• _WHAT NEEDS TO BE DONE_: Give the listing again in full, exactly as written.

-------- MATERIAL SHOWN --------

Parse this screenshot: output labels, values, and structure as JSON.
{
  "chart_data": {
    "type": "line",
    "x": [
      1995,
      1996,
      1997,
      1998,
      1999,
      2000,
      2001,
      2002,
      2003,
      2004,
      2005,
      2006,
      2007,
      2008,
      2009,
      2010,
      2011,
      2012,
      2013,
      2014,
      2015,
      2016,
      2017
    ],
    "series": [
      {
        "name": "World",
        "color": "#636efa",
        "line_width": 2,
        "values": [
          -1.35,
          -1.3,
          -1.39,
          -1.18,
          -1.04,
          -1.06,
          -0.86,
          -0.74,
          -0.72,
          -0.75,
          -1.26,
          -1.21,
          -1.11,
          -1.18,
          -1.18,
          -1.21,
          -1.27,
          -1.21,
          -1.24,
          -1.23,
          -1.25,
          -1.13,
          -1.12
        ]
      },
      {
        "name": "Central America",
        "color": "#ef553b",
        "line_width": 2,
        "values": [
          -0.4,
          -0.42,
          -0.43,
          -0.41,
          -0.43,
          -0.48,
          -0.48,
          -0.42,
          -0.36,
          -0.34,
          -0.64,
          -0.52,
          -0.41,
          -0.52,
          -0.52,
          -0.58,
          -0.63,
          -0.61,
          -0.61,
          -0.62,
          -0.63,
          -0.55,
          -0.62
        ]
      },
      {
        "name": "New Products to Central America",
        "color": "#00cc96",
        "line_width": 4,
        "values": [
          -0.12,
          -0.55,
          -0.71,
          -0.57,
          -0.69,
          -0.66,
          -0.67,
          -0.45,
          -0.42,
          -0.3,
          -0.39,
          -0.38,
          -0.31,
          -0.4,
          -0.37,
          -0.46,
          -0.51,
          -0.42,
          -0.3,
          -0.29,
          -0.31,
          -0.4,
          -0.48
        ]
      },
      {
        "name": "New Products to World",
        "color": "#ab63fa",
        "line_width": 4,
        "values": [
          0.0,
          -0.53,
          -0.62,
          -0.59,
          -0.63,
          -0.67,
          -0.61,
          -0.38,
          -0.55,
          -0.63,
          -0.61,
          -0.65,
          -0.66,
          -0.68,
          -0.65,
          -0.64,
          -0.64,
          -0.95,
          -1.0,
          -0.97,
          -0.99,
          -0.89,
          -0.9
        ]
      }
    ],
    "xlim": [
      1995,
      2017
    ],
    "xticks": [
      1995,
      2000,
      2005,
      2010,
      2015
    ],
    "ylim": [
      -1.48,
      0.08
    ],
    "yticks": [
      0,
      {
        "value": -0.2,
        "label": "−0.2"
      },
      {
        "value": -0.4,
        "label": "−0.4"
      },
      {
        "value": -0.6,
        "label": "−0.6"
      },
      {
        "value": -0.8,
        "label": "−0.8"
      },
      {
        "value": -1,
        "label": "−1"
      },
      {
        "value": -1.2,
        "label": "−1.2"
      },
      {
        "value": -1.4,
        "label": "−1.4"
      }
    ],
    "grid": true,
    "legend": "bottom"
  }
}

--------

• _RESPONSE FOR THIS EXERCISE_:
Parse this screenshot: output labels, values, and structure as JSON.
{
  "chart_data": {
    "type": "line",
    "x": [
      1995,
      1996,
      1997,
      1998,
      1999,
      2000,
      2001,
      2002,
      2003,
      2004,
      2005,
      2006,
      2007,
      2008,
      2009,
      2010,
      2011,
      2012,
      2013,
      2014,
      2015,
      2016,
      2017
    ],
    "series": [
      {
        "name": "World",
        "color": "#636efa",
        "line_width": 2,
        "values": [
          -1.35,
          -1.3,
          -1.39,
          -1.18,
          -1.04,
          -1.06,
          -0.86,
          -0.74,
          -0.72,
          -0.75,
          -1.26,
          -1.21,
          -1.11,
          -1.18,
          -1.18,
          -1.21,
          -1.27,
          -1.21,
          -1.24,
          -1.23,
          -1.25,
          -1.13,
          -1.12
        ]
      },
      {
        "name": "Central America",
        "color": "#ef553b",
        "line_width": 2,
        "values": [
          -0.4,
          -0.42,
          -0.43,
          -0.41,
          -0.43,
          -0.48,
          -0.48,
          -0.42,
          -0.36,
          -0.34,
          -0.64,
          -0.52,
          -0.41,
          -0.52,
          -0.52,
          -0.58,
          -0.63,
          -0.61,
          -0.61,
          -0.62,
          -0.63,
          -0.55,
          -0.62
        ]
      },
      {
        "name": "New Products to Central America",
        "color": "#00cc96",
        "line_width": 4,
        "values": [
          -0.12,
          -0.55,
          -0.71,
          -0.57,
          -0.69,
          -0.66,
          -0.67,
          -0.45,
          -0.42,
          -0.3,
          -0.39,
          -0.38,
          -0.31,
          -0.4,
          -0.37,
          -0.46,
          -0.51,
          -0.42,
          -0.3,
          -0.29,
          -0.31,
          -0.4,
          -0.48
        ]
      },
      {
        "name": "New Products to World",
        "color": "#ab63fa",
        "line_width": 4,
        "values": [
          0.0,
          -0.53,
          -0.62,
          -0.59,
          -0.63,
          -0.67,
          -0.61,
          -0.38,
          -0.55,
          -0.63,
          -0.61,
          -0.65,
          -0.66,
          -0.68,
          -0.65,
          -0.64,
          -0.64,
          -0.95,
          -1.0,
          -0.97,
          -0.99,
          -0.89,
          -0.9
        ]
      }
    ],
    "xlim": [
      1995,
      2017
    ],
    "xticks": [
      1995,
      2000,
      2005,
      2010,
      2015
    ],
    "ylim": [
      -1.48,
      0.08
    ],
    "yticks": [
      0,
      {
        "value": -0.2,
        "label": "−0.2"
      },
      {
        "value": -0.4,
        "label": "−0.4"
      },
      {
        "value": -0.6,
        "label": "−0.6"
      },
      {
        "value": -0.8,
        "label": "−0.8"
      },
      {
        "value": -1,
        "label": "−1"
      },
      {
        "value": -1.2,
        "label": "−1.2"
      },
      {
        "value": -1.4,
        "label": "−1.4"
      }
    ],
    "grid": true,
    "legend": "bottom"
  }
}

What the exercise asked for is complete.